Exercise description: The answer must be every line of the records below that contains the word "IFNγ", copied out.

Figure collection entries

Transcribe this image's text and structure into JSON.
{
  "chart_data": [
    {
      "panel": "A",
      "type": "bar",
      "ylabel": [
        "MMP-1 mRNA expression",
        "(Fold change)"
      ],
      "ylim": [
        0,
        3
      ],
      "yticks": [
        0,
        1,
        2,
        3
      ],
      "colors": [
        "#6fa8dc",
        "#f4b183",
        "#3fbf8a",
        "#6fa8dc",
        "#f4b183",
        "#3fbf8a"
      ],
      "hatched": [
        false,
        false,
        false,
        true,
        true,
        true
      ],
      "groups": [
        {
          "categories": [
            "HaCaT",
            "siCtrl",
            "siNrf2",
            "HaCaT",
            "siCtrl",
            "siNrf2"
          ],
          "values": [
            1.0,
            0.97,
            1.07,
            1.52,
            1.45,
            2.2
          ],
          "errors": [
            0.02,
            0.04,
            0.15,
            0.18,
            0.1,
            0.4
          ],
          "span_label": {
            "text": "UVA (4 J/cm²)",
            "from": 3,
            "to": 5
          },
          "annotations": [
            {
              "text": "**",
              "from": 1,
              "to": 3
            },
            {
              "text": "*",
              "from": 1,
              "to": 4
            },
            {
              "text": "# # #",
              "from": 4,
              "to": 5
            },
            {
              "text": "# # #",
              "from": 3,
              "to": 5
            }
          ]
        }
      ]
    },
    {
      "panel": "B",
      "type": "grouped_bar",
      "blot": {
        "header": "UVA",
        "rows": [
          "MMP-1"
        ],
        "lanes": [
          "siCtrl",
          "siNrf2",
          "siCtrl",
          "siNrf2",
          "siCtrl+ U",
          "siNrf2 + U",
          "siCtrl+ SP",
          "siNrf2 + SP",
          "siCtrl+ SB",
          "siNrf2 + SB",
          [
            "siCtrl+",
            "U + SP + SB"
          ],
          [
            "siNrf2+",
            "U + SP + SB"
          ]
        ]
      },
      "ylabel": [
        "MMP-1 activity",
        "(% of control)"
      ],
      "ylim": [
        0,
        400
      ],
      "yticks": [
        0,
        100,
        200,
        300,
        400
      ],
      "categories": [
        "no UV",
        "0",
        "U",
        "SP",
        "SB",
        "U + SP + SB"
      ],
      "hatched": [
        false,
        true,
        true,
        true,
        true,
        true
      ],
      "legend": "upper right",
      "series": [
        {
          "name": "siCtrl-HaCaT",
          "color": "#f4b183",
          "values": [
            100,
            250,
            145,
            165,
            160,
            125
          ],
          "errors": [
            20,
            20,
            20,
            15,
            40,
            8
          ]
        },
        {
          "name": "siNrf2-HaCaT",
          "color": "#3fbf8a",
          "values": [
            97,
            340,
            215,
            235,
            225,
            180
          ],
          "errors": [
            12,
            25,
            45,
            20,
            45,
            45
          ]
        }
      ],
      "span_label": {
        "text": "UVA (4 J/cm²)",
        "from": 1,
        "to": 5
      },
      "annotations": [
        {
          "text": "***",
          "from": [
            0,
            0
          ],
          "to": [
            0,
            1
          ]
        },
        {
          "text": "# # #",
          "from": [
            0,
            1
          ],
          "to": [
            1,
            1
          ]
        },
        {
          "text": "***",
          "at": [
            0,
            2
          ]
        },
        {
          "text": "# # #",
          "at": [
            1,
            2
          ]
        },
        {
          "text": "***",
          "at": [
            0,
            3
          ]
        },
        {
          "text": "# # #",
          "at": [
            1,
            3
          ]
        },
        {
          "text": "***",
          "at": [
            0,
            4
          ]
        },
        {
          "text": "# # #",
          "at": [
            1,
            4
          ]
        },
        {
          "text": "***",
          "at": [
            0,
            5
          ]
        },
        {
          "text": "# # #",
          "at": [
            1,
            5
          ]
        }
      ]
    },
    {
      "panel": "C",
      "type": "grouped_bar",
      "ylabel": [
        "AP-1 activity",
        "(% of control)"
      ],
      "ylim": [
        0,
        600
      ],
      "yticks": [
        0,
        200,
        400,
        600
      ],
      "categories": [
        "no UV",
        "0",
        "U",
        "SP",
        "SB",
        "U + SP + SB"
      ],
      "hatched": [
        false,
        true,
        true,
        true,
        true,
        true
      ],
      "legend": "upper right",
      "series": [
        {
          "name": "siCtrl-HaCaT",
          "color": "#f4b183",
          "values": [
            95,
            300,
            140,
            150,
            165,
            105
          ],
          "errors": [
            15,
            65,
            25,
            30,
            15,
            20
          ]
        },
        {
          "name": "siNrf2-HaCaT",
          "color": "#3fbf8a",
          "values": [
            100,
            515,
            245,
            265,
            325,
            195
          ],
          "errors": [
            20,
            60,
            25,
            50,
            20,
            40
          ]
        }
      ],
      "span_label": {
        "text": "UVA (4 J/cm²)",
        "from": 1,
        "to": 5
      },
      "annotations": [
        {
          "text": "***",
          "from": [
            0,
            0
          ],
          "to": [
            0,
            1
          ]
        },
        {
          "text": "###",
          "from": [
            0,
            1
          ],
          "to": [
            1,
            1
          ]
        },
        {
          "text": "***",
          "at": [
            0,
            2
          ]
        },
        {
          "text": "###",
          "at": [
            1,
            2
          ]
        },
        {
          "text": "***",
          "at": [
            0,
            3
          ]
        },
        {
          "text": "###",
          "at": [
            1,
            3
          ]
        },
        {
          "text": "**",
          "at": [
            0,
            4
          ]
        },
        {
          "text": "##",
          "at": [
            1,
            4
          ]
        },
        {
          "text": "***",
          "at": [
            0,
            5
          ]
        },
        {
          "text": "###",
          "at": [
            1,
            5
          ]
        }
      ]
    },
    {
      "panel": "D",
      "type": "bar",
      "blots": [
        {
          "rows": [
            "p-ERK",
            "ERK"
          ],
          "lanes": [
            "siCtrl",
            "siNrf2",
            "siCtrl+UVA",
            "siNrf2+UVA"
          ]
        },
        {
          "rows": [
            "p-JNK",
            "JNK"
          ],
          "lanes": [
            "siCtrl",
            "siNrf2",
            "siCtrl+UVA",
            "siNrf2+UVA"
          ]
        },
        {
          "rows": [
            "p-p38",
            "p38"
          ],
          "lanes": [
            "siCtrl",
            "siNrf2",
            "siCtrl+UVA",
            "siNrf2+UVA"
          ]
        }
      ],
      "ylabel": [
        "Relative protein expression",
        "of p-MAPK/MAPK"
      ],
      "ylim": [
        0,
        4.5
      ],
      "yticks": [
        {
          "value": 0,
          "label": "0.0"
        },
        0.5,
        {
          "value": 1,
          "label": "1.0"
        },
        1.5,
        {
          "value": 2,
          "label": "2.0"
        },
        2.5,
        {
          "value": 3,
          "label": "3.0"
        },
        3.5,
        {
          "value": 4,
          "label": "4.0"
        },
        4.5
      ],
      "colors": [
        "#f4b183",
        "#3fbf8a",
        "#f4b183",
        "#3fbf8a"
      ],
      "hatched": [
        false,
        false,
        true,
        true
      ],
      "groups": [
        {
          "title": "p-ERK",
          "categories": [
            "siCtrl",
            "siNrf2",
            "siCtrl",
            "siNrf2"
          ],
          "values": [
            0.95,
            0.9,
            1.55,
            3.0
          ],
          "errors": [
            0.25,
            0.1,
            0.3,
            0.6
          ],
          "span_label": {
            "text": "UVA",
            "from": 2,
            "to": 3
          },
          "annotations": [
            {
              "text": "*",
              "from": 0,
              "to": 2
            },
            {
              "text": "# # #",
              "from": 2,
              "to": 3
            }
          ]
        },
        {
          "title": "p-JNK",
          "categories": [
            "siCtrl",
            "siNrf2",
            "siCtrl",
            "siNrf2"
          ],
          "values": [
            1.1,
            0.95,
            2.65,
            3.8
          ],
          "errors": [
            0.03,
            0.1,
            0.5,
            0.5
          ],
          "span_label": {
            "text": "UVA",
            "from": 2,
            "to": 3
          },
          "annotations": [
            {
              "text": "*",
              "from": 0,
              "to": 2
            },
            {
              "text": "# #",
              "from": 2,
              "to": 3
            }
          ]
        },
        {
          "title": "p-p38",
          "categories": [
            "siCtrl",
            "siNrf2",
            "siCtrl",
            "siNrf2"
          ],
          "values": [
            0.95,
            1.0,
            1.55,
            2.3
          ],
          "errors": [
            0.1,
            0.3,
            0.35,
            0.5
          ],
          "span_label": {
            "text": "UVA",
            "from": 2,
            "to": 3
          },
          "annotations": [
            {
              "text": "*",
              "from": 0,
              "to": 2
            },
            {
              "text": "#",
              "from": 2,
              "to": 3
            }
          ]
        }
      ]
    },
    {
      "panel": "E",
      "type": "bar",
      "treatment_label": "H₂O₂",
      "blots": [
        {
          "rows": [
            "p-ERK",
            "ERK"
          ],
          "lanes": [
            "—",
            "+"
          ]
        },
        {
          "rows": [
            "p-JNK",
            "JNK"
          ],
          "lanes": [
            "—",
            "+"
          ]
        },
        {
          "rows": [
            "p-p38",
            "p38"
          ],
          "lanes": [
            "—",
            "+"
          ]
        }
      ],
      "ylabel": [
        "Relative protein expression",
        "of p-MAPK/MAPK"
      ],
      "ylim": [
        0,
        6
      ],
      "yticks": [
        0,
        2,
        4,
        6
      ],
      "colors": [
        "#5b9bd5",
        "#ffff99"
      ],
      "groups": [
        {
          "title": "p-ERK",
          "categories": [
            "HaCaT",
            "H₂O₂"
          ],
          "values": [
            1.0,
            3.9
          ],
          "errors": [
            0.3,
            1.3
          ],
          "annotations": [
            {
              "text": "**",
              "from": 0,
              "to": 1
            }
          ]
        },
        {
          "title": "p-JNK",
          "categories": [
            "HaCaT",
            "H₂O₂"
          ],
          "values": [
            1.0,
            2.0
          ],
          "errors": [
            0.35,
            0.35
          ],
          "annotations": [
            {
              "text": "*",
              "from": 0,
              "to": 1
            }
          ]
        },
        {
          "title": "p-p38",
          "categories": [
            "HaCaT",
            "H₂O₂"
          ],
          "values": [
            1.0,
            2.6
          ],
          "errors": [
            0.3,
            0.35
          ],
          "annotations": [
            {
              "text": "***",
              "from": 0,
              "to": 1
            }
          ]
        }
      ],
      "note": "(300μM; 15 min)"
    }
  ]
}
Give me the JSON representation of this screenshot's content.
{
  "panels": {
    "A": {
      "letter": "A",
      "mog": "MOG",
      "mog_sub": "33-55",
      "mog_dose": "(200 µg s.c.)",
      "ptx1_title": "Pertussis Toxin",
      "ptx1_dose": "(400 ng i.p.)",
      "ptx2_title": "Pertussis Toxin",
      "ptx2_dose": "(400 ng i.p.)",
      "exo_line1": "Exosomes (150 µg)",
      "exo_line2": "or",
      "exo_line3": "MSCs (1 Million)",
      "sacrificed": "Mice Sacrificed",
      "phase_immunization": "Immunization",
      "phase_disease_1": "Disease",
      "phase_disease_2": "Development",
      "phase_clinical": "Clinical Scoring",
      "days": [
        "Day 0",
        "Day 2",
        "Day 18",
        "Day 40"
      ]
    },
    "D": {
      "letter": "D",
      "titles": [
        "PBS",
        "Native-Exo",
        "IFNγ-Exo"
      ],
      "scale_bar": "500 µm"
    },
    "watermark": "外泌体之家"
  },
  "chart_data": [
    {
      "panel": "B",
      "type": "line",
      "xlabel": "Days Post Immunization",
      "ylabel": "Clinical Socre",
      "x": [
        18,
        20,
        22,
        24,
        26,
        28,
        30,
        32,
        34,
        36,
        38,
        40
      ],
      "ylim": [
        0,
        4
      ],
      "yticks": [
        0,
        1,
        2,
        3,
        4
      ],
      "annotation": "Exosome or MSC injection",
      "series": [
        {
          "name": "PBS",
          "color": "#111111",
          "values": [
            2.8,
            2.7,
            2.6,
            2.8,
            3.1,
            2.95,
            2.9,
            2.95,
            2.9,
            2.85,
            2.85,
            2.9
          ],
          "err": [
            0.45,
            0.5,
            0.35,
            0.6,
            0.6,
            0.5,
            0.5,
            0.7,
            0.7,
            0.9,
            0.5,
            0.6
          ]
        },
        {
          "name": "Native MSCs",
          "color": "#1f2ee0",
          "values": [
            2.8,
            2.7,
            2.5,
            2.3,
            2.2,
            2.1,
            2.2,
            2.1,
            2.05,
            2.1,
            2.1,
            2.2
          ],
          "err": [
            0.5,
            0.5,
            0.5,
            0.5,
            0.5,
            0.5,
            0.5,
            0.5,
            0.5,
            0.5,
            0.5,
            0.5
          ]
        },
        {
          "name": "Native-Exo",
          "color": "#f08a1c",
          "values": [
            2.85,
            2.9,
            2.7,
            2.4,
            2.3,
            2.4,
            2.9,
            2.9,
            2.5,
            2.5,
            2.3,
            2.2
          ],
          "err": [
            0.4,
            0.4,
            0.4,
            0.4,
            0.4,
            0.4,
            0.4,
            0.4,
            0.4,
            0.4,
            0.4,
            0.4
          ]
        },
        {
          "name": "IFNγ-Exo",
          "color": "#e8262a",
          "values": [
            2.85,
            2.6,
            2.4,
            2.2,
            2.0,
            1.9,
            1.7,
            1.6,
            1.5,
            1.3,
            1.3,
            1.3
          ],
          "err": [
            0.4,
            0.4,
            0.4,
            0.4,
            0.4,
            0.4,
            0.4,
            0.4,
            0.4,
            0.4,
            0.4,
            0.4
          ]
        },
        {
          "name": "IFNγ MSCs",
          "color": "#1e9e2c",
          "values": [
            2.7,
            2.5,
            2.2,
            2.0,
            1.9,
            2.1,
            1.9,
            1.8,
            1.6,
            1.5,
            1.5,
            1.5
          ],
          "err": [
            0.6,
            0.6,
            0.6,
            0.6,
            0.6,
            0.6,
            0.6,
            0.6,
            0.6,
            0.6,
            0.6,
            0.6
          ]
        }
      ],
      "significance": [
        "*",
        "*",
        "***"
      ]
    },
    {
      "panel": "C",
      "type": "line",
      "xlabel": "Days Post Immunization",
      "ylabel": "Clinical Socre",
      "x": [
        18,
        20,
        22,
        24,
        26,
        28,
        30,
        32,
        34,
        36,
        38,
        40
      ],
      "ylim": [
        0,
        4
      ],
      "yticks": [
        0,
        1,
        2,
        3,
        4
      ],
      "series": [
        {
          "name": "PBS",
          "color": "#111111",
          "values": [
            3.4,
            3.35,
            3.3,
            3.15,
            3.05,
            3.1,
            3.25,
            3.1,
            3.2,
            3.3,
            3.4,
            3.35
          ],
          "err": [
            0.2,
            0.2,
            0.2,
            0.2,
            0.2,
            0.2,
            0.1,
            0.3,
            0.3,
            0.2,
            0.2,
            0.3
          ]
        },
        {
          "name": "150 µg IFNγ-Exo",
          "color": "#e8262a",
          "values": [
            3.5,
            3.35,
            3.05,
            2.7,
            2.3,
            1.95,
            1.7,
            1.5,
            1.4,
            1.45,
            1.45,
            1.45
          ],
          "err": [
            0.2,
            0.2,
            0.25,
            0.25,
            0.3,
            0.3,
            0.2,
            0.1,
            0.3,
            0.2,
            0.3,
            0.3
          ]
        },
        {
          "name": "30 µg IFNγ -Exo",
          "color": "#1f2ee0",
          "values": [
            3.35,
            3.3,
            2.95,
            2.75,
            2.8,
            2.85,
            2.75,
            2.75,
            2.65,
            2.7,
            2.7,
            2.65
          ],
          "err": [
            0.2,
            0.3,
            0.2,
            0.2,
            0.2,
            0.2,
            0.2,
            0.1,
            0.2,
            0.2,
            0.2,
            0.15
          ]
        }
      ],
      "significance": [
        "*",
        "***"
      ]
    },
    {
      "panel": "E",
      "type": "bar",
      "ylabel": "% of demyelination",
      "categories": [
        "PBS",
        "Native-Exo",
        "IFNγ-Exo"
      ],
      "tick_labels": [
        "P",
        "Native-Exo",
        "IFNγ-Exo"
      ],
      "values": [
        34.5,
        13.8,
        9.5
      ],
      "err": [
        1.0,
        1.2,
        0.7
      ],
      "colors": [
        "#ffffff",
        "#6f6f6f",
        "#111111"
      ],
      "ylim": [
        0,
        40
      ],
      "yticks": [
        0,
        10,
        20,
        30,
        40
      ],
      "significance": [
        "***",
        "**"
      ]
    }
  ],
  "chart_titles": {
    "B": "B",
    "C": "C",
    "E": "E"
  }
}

Written solution:
        "IFNγ-Exo"
          "name": "IFNγ-Exo",
          "name": "IFNγ MSCs",
          "name": "150 µg IFNγ-Exo",
          "name": "30 µg IFNγ -Exo",
        "IFNγ-Exo"
        "IFNγ-Exo"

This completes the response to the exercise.